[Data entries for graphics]

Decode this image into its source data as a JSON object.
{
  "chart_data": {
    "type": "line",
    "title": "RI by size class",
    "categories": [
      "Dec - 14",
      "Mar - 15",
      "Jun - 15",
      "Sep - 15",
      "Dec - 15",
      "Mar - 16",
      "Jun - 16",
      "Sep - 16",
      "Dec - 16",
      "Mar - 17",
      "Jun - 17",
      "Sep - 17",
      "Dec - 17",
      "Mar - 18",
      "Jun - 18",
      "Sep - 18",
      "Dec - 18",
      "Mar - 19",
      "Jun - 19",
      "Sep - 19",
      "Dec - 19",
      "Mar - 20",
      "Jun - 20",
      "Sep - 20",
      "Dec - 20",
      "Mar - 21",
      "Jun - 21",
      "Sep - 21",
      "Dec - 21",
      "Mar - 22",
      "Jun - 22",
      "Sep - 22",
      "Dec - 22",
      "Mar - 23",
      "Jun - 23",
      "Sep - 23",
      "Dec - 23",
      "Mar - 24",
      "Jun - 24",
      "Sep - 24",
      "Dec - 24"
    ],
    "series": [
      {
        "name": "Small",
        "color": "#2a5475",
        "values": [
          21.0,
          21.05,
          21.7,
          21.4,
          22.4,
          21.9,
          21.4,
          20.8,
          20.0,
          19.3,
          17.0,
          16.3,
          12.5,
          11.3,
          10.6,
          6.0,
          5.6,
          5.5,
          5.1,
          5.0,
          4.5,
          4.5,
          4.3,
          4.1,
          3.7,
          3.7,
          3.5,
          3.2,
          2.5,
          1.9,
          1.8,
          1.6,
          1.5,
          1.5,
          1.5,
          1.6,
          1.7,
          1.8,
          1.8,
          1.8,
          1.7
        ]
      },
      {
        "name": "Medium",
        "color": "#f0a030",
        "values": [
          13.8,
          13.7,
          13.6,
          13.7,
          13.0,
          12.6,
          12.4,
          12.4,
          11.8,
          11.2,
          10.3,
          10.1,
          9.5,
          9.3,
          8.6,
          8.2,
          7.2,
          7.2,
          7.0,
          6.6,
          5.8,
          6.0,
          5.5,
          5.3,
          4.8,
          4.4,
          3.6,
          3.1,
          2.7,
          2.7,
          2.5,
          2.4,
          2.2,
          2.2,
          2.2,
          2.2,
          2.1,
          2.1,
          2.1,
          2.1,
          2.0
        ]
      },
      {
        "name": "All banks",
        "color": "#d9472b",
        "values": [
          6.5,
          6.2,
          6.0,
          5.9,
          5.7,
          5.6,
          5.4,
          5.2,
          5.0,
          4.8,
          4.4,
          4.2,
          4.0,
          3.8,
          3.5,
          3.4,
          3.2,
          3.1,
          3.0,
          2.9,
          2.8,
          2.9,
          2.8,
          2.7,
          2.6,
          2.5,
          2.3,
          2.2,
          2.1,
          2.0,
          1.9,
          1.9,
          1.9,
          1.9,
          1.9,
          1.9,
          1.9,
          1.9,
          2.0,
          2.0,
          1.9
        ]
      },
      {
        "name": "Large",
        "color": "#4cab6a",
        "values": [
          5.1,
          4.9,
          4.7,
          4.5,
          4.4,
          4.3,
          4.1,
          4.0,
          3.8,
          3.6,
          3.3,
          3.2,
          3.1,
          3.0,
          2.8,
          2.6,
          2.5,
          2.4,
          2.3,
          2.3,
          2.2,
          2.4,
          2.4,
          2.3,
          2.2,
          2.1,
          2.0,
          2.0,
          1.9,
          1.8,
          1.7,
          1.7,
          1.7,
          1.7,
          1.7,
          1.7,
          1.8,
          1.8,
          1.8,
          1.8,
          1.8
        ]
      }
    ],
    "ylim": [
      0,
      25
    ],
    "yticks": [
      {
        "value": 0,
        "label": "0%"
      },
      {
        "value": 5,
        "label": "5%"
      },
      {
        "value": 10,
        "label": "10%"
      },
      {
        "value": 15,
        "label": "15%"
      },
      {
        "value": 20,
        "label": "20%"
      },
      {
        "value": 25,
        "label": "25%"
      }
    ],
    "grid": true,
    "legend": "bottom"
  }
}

◆ **Your instructions**:
In the lines above, locate the string "label". Copy every line where it occurs.

◆ **In response**:
        "label": "0%"
        "label": "5%"
        "label": "10%"
        "label": "15%"
        "label": "20%"
        "label": "25%"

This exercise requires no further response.